▶ [CONSIGNE]:
Recopiez mot pour mot toutes les lignes ci-dessous, sans rien y modifier.

▶ [DONNÉES À TRAITER]:
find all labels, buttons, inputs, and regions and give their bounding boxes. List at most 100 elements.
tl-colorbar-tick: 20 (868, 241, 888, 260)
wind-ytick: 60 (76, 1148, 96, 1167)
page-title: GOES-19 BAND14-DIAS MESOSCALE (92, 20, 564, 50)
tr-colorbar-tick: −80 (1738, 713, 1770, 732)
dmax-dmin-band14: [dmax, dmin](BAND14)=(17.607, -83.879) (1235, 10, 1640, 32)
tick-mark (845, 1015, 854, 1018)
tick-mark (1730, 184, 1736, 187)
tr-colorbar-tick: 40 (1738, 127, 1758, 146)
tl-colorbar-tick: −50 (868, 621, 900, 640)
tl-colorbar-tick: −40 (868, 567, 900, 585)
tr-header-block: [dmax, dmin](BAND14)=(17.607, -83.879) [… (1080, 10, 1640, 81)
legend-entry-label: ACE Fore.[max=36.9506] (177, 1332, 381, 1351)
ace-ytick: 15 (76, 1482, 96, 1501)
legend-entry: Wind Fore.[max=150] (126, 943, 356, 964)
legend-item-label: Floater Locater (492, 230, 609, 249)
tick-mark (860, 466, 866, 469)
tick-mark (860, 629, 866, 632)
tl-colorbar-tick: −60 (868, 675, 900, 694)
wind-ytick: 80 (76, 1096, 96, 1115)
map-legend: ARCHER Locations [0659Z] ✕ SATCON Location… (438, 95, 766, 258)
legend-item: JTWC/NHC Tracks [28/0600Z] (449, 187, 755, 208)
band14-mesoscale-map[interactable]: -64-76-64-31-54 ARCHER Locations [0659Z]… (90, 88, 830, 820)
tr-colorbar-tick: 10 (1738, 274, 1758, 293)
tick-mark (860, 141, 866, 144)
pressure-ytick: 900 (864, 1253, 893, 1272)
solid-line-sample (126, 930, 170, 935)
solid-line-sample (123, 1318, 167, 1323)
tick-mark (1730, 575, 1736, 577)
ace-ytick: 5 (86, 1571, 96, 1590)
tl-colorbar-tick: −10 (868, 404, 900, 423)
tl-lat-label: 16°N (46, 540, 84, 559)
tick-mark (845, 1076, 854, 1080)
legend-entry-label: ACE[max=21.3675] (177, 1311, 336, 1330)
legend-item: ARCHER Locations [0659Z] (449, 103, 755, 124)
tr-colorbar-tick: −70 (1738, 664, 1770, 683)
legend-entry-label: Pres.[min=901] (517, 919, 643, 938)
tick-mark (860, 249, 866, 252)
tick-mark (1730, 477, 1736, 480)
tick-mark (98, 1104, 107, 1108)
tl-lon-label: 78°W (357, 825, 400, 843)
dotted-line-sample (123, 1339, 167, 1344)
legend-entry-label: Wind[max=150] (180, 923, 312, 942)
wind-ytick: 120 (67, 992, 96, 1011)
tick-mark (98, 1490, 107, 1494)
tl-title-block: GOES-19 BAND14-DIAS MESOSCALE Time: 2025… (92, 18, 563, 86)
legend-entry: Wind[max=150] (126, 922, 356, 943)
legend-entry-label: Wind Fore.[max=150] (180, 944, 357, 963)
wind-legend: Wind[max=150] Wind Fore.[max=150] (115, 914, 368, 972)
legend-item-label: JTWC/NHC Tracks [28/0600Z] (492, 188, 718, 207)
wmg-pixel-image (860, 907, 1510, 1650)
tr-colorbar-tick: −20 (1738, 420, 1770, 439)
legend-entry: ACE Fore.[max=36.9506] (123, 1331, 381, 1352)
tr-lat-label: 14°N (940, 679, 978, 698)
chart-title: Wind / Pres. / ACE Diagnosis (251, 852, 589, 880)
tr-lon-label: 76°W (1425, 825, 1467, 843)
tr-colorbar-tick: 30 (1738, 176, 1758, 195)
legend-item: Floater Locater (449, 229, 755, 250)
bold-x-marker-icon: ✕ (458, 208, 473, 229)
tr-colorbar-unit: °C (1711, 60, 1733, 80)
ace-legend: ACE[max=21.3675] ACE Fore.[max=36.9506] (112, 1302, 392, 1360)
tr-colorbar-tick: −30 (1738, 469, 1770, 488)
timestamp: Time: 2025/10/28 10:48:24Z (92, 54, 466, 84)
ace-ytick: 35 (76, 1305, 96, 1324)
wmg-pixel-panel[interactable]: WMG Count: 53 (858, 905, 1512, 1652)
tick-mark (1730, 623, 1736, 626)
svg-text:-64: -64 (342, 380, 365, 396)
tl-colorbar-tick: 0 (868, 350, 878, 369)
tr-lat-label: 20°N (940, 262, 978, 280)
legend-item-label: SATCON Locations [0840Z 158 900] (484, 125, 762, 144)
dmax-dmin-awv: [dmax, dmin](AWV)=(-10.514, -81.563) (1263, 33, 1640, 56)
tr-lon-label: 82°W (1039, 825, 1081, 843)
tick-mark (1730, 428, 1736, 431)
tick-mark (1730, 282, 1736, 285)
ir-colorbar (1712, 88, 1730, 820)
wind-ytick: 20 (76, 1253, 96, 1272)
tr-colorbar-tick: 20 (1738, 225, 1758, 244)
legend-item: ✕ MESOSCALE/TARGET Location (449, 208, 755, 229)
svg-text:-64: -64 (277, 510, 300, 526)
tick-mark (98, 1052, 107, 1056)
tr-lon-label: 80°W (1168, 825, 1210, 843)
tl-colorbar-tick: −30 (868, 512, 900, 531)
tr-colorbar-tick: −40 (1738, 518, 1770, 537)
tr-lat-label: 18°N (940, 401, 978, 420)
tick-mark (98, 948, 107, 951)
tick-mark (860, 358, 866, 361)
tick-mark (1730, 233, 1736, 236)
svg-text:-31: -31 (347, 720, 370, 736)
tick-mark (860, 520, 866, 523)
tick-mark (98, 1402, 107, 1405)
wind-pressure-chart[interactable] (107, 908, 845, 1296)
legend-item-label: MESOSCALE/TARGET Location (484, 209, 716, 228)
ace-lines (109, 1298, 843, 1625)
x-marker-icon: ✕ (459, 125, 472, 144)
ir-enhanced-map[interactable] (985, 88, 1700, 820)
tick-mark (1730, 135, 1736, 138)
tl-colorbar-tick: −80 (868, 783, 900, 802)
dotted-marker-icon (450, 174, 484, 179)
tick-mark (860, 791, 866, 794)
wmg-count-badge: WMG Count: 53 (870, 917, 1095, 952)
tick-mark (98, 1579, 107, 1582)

▶ [RÉPONSE ATTENDUE]:
find all labels, buttons, inputs, and regions and give their bounding boxes. List at most 100 elements.
tl-colorbar-tick: 20 (868, 241, 888, 260)
wind-ytick: 60 (76, 1148, 96, 1167)
page-title: GOES-19 BAND14-DIAS MESOSCALE (92, 20, 564, 50)
tr-colorbar-tick: −80 (1738, 713, 1770, 732)
dmax-dmin-band14: [dmax, dmin](BAND14)=(17.607, -83.879) (1235, 10, 1640, 32)
tick-mark (845, 1015, 854, 1018)
tick-mark (1730, 184, 1736, 187)
tr-colorbar-tick: 40 (1738, 127, 1758, 146)
tl-colorbar-tick: −50 (868, 621, 900, 640)
tl-colorbar-tick: −40 (868, 567, 900, 585)
tr-header-block: [dmax, dmin](BAND14)=(17.607, -83.879) [… (1080, 10, 1640, 81)
legend-entry-label: ACE Fore.[max=36.9506] (177, 1332, 381, 1351)
ace-ytick: 15 (76, 1482, 96, 1501)
legend-entry: Wind Fore.[max=150] (126, 943, 356, 964)
legend-item-label: Floater Locater (492, 230, 609, 249)
tick-mark (860, 466, 866, 469)
tick-mark (860, 629, 866, 632)
tl-colorbar-tick: −60 (868, 675, 900, 694)
wind-ytick: 80 (76, 1096, 96, 1115)
map-legend: ARCHER Locations [0659Z] ✕ SATCON Location… (438, 95, 766, 258)
legend-item: JTWC/NHC Tracks [28/0600Z] (449, 187, 755, 208)
band14-mesoscale-map[interactable]: -64-76-64-31-54 ARCHER Locations [0659Z]… (90, 88, 830, 820)
tr-colorbar-tick: 10 (1738, 274, 1758, 293)
tick-mark (860, 141, 866, 144)
pressure-ytick: 900 (864, 1253, 893, 1272)
solid-line-sample (126, 930, 170, 935)
solid-line-sample (123, 1318, 167, 1323)
tick-mark (1730, 575, 1736, 577)
ace-ytick: 5 (86, 1571, 96, 1590)
tl-colorbar-tick: −10 (868, 404, 900, 423)
tl-lat-label: 16°N (46, 540, 84, 559)
tick-mark (845, 1076, 854, 1080)
legend-entry-label: ACE[max=21.3675] (177, 1311, 336, 1330)
legend-item: ARCHER Locations [0659Z] (449, 103, 755, 124)
tr-colorbar-tick: −70 (1738, 664, 1770, 683)
legend-entry-label: Pres.[min=901] (517, 919, 643, 938)
tick-mark (860, 249, 866, 252)
tick-mark (1730, 477, 1736, 480)
tick-mark (98, 1104, 107, 1108)
tl-lon-label: 78°W (357, 825, 400, 843)
dotted-line-sample (123, 1339, 167, 1344)
legend-entry-label: Wind[max=150] (180, 923, 312, 942)
wind-ytick: 120 (67, 992, 96, 1011)
tick-mark (98, 1490, 107, 1494)
tl-title-block: GOES-19 BAND14-DIAS MESOSCALE Time: 2025… (92, 18, 563, 86)
legend-entry: Wind[max=150] (126, 922, 356, 943)
legend-entry-label: Wind Fore.[max=150] (180, 944, 357, 963)
wind-legend: Wind[max=150] Wind Fore.[max=150] (115, 914, 368, 972)
legend-item-label: JTWC/NHC Tracks [28/0600Z] (492, 188, 718, 207)
wmg-pixel-image (860, 907, 1510, 1650)
tr-colorbar-tick: −20 (1738, 420, 1770, 439)
legend-entry: ACE Fore.[max=36.9506] (123, 1331, 381, 1352)
tr-lat-label: 14°N (940, 679, 978, 698)
chart-title: Wind / Pres. / ACE Diagnosis (251, 852, 589, 880)
tr-lon-label: 76°W (1425, 825, 1467, 843)
tr-colorbar-tick: 30 (1738, 176, 1758, 195)
legend-item: Floater Locater (449, 229, 755, 250)
bold-x-marker-icon: ✕ (458, 208, 473, 229)
tr-colorbar-unit: °C (1711, 60, 1733, 80)
ace-legend: ACE[max=21.3675] ACE Fore.[max=36.9506] (112, 1302, 392, 1360)
tr-colorbar-tick: −30 (1738, 469, 1770, 488)
timestamp: Time: 2025/10/28 10:48:24Z (92, 54, 466, 84)
ace-ytick: 35 (76, 1305, 96, 1324)
wmg-pixel-panel[interactable]: WMG Count: 53 (858, 905, 1512, 1652)
tick-mark (1730, 623, 1736, 626)
svg-text:-64: -64 (342, 380, 365, 396)
tl-colorbar-tick: 0 (868, 350, 878, 369)
tr-lat-label: 20°N (940, 262, 978, 280)
legend-item-label: SATCON Locations [0840Z 158 900] (484, 125, 762, 144)
dmax-dmin-awv: [dmax, dmin](AWV)=(-10.514, -81.563) (1263, 33, 1640, 56)
tr-lon-label: 82°W (1039, 825, 1081, 843)
tick-mark (1730, 428, 1736, 431)
tick-mark (1730, 282, 1736, 285)
ir-colorbar (1712, 88, 1730, 820)
wind-ytick: 20 (76, 1253, 96, 1272)
tr-colorbar-tick: 20 (1738, 225, 1758, 244)
legend-item: ✕ MESOSCALE/TARGET Location (449, 208, 755, 229)
svg-text:-64: -64 (277, 510, 300, 526)
tick-mark (98, 1052, 107, 1056)
tr-lon-label: 80°W (1168, 825, 1210, 843)
tl-colorbar-tick: −30 (868, 512, 900, 531)
tr-colorbar-tick: −40 (1738, 518, 1770, 537)
tr-lat-label: 18°N (940, 401, 978, 420)
tick-mark (98, 948, 107, 951)
tick-mark (860, 358, 866, 361)
tick-mark (1730, 233, 1736, 236)
svg-text:-31: -31 (347, 720, 370, 736)
tick-mark (860, 520, 866, 523)
tick-mark (98, 1402, 107, 1405)
wind-pressure-chart[interactable] (107, 908, 845, 1296)
legend-item-label: MESOSCALE/TARGET Location (484, 209, 716, 228)
ace-lines (109, 1298, 843, 1625)
x-marker-icon: ✕ (459, 125, 472, 144)
ir-enhanced-map[interactable] (985, 88, 1700, 820)
tick-mark (1730, 135, 1736, 138)
tl-colorbar-tick: −80 (868, 783, 900, 802)
dotted-marker-icon (450, 174, 484, 179)
tick-mark (860, 791, 866, 794)
wmg-count-badge: WMG Count: 53 (870, 917, 1095, 952)
tick-mark (98, 1579, 107, 1582)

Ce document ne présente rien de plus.